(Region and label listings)
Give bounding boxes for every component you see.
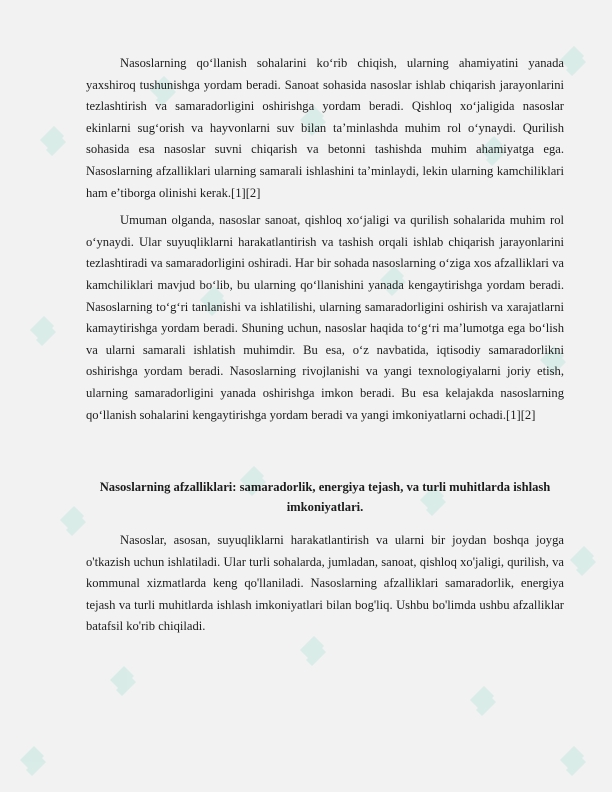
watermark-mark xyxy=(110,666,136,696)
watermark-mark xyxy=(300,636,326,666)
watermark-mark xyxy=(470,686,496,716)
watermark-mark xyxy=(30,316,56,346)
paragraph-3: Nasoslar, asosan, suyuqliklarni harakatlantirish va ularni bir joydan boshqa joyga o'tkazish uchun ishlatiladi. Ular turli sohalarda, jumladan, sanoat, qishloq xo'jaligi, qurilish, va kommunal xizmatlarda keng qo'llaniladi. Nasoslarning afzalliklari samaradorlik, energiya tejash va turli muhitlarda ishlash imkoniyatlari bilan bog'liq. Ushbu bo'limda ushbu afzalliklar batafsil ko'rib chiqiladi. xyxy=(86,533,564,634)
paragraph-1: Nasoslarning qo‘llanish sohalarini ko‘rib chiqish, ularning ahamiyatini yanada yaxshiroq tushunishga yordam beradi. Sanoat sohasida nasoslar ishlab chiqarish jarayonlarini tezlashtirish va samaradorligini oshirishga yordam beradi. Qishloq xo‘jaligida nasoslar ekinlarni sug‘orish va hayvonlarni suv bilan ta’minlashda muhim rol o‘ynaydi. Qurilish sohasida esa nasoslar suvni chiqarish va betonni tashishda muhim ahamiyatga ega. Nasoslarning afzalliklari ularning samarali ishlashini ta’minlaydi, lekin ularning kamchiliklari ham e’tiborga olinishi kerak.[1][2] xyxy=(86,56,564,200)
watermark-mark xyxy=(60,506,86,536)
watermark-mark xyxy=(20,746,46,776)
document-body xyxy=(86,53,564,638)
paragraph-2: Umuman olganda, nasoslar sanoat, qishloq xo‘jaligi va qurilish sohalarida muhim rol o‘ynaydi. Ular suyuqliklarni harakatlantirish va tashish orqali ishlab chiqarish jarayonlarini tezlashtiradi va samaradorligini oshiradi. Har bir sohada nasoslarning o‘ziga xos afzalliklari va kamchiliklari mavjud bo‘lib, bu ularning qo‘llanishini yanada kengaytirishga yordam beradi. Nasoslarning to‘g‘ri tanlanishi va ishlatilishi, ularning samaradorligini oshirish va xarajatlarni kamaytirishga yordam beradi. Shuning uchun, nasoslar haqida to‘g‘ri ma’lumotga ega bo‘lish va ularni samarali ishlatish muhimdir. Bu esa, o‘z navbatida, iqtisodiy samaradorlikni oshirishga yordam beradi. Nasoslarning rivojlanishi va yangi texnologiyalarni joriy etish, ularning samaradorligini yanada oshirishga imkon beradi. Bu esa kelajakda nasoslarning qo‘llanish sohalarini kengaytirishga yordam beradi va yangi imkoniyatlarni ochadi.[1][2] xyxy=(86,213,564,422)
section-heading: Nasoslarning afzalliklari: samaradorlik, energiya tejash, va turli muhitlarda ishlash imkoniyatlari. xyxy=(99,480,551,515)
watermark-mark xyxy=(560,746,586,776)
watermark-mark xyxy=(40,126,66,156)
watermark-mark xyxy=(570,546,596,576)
...
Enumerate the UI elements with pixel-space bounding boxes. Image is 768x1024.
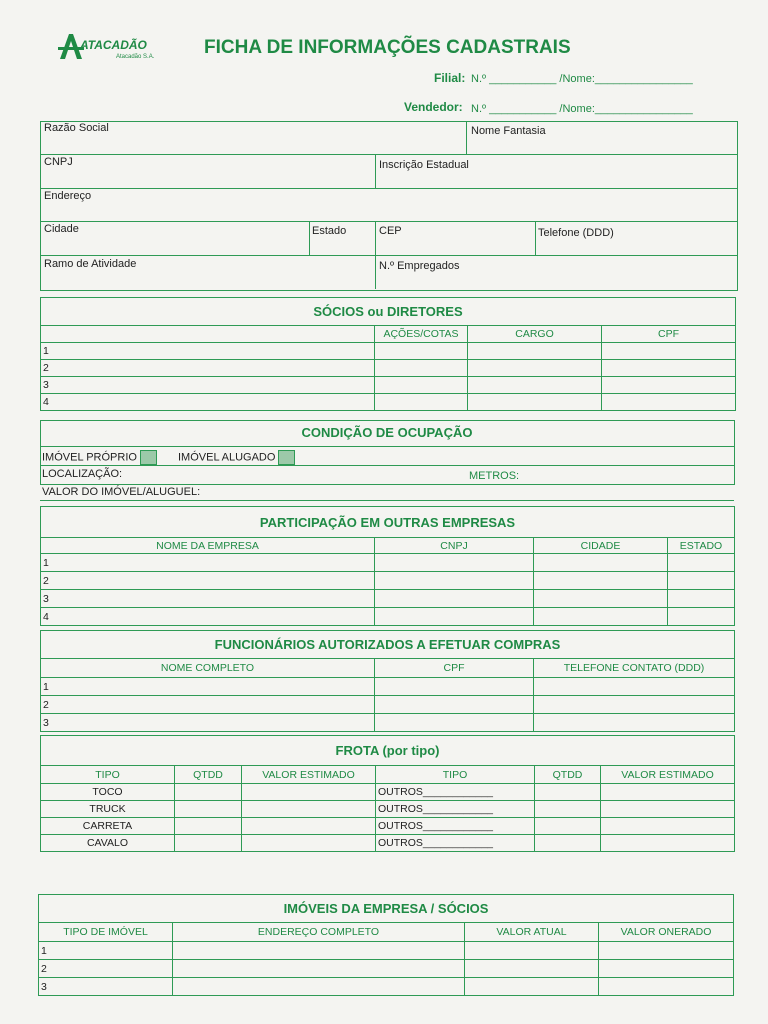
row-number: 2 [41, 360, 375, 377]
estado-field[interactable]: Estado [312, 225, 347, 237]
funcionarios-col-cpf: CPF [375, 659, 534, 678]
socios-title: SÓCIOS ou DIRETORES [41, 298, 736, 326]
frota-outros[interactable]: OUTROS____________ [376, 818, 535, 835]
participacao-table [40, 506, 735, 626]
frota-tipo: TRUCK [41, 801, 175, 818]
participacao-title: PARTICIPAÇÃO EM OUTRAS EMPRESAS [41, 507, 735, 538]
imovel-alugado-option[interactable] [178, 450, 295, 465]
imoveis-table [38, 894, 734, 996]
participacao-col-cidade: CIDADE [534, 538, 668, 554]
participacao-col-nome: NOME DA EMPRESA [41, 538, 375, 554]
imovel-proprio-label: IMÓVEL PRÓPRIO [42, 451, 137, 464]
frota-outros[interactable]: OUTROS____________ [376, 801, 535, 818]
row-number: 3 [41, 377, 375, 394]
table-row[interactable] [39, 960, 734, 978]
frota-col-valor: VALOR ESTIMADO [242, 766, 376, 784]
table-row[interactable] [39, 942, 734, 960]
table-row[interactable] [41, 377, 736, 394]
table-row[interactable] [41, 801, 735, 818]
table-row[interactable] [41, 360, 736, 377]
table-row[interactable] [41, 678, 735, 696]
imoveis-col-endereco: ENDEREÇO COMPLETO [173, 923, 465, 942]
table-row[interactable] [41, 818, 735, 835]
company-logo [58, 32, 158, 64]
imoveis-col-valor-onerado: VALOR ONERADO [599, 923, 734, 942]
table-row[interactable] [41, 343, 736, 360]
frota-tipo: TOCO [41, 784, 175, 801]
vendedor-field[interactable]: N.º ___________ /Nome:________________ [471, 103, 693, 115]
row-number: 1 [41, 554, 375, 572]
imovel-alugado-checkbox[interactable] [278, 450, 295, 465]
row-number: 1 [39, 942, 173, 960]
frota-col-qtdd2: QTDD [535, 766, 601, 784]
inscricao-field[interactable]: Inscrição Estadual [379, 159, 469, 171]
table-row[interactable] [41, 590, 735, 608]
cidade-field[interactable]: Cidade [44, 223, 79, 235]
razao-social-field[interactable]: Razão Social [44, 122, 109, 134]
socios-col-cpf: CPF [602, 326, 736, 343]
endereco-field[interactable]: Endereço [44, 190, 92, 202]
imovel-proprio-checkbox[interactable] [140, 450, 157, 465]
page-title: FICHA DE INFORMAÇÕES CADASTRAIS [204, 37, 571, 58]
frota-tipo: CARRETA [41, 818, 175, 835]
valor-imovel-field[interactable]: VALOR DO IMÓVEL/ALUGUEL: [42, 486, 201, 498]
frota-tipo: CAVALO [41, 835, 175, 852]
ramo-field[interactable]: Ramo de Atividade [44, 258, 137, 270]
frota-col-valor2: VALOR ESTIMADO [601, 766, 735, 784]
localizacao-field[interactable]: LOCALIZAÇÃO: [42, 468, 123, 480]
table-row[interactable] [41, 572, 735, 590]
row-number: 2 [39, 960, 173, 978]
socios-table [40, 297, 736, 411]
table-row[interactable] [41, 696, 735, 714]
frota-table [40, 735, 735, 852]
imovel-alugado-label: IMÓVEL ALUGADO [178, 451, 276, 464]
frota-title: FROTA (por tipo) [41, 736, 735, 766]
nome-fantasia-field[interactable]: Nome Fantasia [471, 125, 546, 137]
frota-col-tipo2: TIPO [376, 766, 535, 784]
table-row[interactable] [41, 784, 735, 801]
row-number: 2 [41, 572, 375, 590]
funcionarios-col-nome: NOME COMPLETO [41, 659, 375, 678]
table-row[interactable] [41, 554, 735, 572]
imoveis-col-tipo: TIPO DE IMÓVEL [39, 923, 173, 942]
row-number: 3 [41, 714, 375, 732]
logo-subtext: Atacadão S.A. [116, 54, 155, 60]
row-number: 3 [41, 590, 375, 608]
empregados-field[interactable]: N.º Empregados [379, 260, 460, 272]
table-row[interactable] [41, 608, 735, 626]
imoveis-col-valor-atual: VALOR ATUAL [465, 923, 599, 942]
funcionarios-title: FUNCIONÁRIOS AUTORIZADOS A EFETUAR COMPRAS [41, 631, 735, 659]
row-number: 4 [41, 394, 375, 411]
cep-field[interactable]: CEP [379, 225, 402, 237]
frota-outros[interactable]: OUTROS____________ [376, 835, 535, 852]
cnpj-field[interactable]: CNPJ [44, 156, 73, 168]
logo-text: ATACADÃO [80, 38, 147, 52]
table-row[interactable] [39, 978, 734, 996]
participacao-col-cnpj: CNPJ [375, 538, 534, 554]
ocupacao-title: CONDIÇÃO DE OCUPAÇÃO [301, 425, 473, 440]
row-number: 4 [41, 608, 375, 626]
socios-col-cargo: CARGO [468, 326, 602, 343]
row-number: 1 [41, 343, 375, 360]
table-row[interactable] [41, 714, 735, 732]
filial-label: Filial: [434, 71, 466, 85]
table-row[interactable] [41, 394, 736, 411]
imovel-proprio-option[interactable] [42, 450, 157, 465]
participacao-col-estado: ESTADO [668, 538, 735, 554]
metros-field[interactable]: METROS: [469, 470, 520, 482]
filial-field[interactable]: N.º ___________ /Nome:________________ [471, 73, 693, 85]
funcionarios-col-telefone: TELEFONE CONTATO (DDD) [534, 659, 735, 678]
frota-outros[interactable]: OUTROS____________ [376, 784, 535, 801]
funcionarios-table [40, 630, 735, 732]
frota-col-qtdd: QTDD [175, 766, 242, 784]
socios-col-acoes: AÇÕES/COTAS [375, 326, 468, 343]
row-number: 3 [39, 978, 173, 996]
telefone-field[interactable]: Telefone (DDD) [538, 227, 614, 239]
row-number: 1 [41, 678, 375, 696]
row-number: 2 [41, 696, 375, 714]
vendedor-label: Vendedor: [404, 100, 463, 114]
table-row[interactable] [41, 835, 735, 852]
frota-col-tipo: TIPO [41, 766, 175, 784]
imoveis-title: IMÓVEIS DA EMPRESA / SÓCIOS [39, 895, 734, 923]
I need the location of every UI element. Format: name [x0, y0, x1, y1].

What you should do: Copy out again, word for word, the stretch of entries that opens with the line containing "row-number: 2 [41, 360, 375, 377]" and closes with the line containing "frota-tipo: TOCO [41, 784, 175, 801]", keeping both of those lines.

Response:
row-number: 2 [41, 360, 375, 377]
estado-field[interactable]: Estado [312, 225, 347, 237]
funcionarios-col-cpf: CPF [375, 659, 534, 678]
socios-title: SÓCIOS ou DIRETORES [41, 298, 736, 326]
frota-outros[interactable]: OUTROS____________ [376, 818, 535, 835]
participacao-table [40, 506, 735, 626]
frota-tipo: TRUCK [41, 801, 175, 818]
participacao-title: PARTICIPAÇÃO EM OUTRAS EMPRESAS [41, 507, 735, 538]
imovel-alugado-option[interactable] [178, 450, 295, 465]
imoveis-table [38, 894, 734, 996]
participacao-col-cidade: CIDADE [534, 538, 668, 554]
participacao-col-nome: NOME DA EMPRESA [41, 538, 375, 554]
imovel-proprio-label: IMÓVEL PRÓPRIO [42, 451, 137, 464]
frota-outros[interactable]: OUTROS____________ [376, 801, 535, 818]
row-number: 3 [41, 377, 375, 394]
table-row[interactable] [39, 960, 734, 978]
frota-col-valor: VALOR ESTIMADO [242, 766, 376, 784]
table-row[interactable] [39, 942, 734, 960]
table-row[interactable] [41, 377, 736, 394]
table-row[interactable] [41, 801, 735, 818]
table-row[interactable] [41, 360, 736, 377]
table-row[interactable] [41, 678, 735, 696]
imoveis-col-endereco: ENDEREÇO COMPLETO [173, 923, 465, 942]
table-row[interactable] [41, 818, 735, 835]
company-logo [58, 32, 158, 64]
imoveis-col-valor-onerado: VALOR ONERADO [599, 923, 734, 942]
table-row[interactable] [41, 343, 736, 360]
frota-tipo: TOCO [41, 784, 175, 801]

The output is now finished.